+++ Input

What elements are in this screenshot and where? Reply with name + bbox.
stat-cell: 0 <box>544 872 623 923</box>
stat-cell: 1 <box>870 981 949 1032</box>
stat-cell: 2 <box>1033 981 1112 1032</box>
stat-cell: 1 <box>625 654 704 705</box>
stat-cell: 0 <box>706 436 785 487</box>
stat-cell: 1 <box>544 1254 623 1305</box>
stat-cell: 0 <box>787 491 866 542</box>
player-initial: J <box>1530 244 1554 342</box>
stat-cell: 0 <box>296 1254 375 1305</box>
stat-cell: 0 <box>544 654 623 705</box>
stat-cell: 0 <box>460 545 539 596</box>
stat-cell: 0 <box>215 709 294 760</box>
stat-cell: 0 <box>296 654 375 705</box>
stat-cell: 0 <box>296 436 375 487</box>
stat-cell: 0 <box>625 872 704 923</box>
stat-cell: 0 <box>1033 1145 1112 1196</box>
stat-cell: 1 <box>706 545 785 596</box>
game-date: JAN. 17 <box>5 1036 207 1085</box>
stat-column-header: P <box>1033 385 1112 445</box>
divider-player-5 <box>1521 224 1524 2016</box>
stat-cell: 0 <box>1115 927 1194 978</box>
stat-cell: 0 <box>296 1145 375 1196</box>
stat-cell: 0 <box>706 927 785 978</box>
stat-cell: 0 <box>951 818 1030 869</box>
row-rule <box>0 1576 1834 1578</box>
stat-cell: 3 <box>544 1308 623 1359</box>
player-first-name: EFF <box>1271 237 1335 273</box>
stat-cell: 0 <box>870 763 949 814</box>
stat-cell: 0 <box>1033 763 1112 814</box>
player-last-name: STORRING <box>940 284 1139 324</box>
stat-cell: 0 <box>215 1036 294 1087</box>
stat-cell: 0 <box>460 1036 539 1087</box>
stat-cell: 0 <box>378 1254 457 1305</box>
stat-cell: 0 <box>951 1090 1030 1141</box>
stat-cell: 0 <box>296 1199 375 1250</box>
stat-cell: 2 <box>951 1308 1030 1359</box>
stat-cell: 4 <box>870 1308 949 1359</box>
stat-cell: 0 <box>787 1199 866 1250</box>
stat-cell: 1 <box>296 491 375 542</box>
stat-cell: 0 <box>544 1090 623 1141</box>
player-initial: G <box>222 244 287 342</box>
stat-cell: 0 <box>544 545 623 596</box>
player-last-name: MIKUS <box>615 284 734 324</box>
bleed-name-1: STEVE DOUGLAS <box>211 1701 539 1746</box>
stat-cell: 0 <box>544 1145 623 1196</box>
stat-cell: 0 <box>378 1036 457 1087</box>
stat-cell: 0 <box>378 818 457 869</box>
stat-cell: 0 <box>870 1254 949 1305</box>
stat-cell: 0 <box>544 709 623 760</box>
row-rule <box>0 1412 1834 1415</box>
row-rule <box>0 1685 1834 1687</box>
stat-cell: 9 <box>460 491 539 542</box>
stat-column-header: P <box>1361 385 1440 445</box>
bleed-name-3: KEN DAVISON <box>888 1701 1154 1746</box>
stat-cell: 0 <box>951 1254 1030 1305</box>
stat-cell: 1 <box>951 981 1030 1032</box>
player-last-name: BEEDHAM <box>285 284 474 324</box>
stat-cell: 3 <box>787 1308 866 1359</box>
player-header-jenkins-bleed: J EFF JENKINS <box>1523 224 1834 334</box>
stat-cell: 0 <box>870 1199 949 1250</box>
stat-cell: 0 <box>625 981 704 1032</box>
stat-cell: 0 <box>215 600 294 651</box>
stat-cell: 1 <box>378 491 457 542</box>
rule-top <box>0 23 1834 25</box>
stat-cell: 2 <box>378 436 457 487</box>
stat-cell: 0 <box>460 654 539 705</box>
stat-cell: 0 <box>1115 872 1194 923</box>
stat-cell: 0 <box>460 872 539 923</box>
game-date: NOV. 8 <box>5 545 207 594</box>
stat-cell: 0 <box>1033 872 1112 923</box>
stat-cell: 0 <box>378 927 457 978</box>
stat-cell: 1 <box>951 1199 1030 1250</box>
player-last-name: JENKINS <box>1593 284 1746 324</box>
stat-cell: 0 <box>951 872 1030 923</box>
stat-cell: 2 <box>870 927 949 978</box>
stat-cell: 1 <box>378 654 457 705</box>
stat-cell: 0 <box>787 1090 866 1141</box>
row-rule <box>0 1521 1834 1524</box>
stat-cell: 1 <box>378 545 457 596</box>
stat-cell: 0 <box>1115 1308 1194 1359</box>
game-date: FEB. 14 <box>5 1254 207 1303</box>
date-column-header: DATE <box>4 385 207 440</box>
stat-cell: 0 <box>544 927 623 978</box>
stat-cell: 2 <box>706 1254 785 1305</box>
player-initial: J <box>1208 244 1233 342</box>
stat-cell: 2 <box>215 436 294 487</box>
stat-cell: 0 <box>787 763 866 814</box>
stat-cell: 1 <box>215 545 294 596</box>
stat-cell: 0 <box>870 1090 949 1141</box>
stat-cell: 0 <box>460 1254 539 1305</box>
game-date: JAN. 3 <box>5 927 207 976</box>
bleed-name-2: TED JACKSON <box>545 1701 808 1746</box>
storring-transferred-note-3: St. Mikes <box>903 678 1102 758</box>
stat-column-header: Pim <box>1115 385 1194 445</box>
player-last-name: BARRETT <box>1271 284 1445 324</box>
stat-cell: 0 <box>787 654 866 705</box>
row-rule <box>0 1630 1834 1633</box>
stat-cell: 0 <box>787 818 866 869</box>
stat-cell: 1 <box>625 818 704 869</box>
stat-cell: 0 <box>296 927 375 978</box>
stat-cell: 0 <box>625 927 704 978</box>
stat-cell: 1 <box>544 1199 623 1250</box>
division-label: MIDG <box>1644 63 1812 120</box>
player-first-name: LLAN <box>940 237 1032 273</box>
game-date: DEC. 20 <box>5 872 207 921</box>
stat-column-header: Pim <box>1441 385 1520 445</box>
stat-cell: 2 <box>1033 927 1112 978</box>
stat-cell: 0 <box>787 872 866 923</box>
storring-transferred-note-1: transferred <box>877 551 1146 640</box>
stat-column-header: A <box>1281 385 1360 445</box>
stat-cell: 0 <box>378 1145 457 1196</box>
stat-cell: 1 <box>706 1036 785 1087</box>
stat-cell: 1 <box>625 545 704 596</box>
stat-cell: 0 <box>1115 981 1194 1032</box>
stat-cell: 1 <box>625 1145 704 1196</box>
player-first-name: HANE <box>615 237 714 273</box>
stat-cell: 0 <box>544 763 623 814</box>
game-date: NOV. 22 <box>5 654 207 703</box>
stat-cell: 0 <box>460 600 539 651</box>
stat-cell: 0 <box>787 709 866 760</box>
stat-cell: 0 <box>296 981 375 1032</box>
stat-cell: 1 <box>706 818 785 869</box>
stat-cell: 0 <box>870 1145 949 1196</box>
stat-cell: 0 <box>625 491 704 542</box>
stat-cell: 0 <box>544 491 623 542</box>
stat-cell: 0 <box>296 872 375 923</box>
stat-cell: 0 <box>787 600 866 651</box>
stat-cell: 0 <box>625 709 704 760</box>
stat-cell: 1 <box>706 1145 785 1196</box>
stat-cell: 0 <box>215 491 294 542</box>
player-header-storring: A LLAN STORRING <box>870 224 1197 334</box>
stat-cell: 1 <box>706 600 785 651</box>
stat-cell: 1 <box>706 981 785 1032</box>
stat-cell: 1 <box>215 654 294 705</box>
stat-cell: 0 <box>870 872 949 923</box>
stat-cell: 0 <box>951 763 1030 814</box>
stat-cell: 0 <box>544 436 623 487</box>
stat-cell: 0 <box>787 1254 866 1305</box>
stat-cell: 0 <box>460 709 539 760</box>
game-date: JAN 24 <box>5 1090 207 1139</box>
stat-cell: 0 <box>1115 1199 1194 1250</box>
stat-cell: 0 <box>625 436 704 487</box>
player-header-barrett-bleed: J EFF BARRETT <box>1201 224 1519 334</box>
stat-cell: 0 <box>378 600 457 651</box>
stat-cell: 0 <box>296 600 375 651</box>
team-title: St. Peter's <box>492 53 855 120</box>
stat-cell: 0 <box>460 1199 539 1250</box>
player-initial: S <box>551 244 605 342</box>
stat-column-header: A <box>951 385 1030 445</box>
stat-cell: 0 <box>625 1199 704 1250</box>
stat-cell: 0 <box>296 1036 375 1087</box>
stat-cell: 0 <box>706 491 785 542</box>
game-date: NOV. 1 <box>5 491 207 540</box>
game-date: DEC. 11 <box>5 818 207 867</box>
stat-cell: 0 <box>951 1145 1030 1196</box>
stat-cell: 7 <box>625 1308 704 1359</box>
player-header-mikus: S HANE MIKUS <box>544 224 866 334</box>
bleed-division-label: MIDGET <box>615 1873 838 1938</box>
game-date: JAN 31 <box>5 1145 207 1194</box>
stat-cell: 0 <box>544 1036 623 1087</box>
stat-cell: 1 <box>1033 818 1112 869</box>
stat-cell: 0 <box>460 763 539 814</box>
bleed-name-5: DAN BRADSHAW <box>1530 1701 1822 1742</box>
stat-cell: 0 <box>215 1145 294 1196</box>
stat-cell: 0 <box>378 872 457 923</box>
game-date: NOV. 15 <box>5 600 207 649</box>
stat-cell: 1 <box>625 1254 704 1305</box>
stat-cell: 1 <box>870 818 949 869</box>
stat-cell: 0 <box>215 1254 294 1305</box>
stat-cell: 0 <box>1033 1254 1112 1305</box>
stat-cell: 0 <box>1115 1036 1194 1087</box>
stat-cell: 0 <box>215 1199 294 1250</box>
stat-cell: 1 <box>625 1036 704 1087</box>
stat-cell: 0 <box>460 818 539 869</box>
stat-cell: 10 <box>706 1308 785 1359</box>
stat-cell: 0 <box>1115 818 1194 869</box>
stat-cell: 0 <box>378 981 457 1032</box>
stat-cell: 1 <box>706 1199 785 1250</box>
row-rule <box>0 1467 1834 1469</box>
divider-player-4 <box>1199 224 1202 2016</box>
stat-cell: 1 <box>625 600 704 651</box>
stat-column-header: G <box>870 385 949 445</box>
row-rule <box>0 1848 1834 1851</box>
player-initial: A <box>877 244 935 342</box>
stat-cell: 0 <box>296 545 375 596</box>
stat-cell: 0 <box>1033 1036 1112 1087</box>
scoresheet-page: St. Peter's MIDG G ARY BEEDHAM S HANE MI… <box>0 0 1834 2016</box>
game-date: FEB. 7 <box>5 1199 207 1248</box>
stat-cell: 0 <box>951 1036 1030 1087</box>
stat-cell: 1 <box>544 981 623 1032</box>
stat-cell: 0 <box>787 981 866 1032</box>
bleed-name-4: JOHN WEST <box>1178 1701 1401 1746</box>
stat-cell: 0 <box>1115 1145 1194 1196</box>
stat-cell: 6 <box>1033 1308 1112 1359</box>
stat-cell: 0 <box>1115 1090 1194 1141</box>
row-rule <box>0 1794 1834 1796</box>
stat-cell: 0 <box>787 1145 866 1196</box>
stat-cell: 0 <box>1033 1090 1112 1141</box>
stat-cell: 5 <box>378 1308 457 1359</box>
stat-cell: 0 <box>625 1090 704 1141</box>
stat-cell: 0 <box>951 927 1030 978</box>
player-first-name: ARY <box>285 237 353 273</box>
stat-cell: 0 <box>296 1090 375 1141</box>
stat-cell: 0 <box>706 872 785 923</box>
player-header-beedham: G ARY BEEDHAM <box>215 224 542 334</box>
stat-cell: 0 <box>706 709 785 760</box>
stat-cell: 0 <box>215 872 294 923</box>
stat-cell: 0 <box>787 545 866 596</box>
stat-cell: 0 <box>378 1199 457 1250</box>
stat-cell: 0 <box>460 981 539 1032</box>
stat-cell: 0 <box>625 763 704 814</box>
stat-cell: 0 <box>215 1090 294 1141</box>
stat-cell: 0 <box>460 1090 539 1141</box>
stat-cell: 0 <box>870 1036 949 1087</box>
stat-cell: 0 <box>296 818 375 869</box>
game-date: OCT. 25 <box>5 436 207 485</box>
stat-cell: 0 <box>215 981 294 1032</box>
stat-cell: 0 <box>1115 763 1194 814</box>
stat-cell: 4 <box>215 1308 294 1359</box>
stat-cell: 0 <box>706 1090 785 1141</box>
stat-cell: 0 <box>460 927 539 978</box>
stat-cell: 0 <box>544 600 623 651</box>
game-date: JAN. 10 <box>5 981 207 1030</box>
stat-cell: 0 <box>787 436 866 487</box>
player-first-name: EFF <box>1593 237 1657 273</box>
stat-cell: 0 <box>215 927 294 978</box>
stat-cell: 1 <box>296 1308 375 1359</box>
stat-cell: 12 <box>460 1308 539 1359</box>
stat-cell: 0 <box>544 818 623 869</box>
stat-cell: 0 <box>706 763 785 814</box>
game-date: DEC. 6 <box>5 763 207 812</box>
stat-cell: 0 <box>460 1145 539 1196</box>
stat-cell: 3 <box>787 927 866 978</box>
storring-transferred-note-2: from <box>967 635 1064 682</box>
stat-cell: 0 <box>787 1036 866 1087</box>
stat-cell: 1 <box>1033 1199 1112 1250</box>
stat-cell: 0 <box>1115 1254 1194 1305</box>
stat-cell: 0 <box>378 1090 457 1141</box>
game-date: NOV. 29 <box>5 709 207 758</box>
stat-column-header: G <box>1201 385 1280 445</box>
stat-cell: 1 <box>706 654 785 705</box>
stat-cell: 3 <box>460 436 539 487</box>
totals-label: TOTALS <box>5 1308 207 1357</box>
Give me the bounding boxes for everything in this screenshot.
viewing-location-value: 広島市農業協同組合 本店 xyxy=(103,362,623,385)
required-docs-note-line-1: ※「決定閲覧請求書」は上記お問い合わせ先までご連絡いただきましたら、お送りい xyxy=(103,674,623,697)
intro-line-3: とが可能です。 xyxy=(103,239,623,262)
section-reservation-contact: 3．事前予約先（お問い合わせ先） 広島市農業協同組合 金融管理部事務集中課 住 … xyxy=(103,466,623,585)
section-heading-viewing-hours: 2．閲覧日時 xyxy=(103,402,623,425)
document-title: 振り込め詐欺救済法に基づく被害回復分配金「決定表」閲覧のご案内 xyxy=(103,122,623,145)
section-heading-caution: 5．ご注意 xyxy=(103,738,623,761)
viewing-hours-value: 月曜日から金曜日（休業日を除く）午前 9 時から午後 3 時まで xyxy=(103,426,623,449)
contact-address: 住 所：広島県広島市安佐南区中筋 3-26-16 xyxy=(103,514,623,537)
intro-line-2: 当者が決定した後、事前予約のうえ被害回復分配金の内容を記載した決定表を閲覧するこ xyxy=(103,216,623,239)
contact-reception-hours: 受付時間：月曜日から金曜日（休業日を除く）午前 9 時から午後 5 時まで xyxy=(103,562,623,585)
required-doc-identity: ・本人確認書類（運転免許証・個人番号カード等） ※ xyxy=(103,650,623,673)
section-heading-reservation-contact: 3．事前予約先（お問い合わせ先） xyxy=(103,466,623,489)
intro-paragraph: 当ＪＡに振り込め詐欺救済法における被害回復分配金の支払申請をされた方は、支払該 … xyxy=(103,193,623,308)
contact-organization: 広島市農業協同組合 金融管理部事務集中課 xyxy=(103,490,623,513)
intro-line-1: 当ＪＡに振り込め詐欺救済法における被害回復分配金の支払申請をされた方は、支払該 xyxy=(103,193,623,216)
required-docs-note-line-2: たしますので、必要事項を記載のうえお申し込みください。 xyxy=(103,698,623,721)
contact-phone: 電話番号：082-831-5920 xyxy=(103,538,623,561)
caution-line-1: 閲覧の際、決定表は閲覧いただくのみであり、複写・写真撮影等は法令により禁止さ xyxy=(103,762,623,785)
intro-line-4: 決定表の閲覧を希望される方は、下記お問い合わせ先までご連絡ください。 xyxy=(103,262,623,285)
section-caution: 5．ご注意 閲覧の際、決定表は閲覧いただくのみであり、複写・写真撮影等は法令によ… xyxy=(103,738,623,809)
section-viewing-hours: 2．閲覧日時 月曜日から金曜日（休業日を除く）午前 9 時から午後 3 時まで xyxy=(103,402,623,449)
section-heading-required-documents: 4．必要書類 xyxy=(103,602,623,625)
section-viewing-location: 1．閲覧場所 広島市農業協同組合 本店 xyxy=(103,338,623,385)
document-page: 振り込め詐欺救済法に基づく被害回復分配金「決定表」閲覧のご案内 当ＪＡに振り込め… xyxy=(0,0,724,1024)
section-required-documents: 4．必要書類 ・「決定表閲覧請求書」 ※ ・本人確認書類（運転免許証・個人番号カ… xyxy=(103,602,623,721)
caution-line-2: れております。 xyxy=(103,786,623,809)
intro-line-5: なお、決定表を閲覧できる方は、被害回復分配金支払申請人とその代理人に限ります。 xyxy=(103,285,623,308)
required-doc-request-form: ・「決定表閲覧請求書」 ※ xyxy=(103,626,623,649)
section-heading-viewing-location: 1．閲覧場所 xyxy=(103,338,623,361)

++++++

What to work on
Rewrite the data as a JSON list of strings, one string per line and no blank lines: begin at the first line and stop after the line that contains "player-initial: G <box>222 244 287 342</box>".

Answer to the exercise
[
  "What elements are in this screenshot and where? Reply with name + bbox.",
  "stat-cell: 0 <box>544 872 623 923</box>",
  "stat-cell: 1 <box>870 981 949 1032</box>",
  "stat-cell: 2 <box>1033 981 1112 1032</box>",
  "stat-cell: 1 <box>625 654 704 705</box>",
  "stat-cell: 0 <box>706 436 785 487</box>",
  "stat-cell: 1 <box>544 1254 623 1305</box>",
  "stat-cell: 0 <box>787 491 866 542</box>",
  "player-initial: J <box>1530 244 1554 342</box>",
  "stat-cell: 0 <box>296 1254 375 1305</box>",
  "stat-cell: 0 <box>544 654 623 705</box>",
  "stat-cell: 0 <box>460 545 539 596</box>",
  "stat-cell: 0 <box>215 709 294 760</box>",
  "stat-cell: 0 <box>296 654 375 705</box>",
  "stat-cell: 0 <box>296 436 375 487</box>",
  "stat-cell: 0 <box>625 872 704 923</box>",
  "stat-cell: 0 <box>1033 1145 1112 1196</box>",
  "stat-cell: 1 <box>706 545 785 596</box>",
  "game-date: JAN. 17 <box>5 1036 207 1085</box>",
  "stat-column-header: P <box>1033 385 1112 445</box>",
  "divider-player-5 <box>1521 224 1524 2016</box>",
  "stat-cell: 0 <box>1115 927 1194 978</box>",
  "stat-cell: 0 <box>296 1145 375 1196</box>",
  "stat-cell: 0 <box>706 927 785 978</box>",
  "stat-cell: 0 <box>951 818 1030 869</box>",
  "row-rule <box>0 1576 1834 1578</box>",
  "stat-cell: 3 <box>544 1308 623 1359</box>",
  "player-first-name: EFF <box>1271 237 1335 273</box>",
  "stat-cell: 0 <box>870 763 949 814</box>",
  "stat-cell: 0 <box>1033 763 1112 814</box>",
  "player-last-name: STORRING <box>940 284 1139 324</box>",
  "stat-cell: 0 <box>215 1036 294 1087</box>",
  "stat-cell: 0 <box>460 1036 539 1087</box>",
  "stat-cell: 0 <box>378 1254 457 1305</box>",
  "stat-cell: 0 <box>951 1090 1030 1141</box>",
  "stat-cell: 0 <box>296 1199 375 1250</box>",
  "stat-cell: 2 <box>951 1308 1030 1359</box>",
  "stat-cell: 4 <box>870 1308 949 1359</box>",
  "stat-cell: 0 <box>787 1199 866 1250</box>",
  "stat-cell: 1 <box>296 491 375 542</box>",
  "stat-cell: 0 <box>544 1090 623 1141</box>",
  "player-initial: G <box>222 244 287 342</box>"
]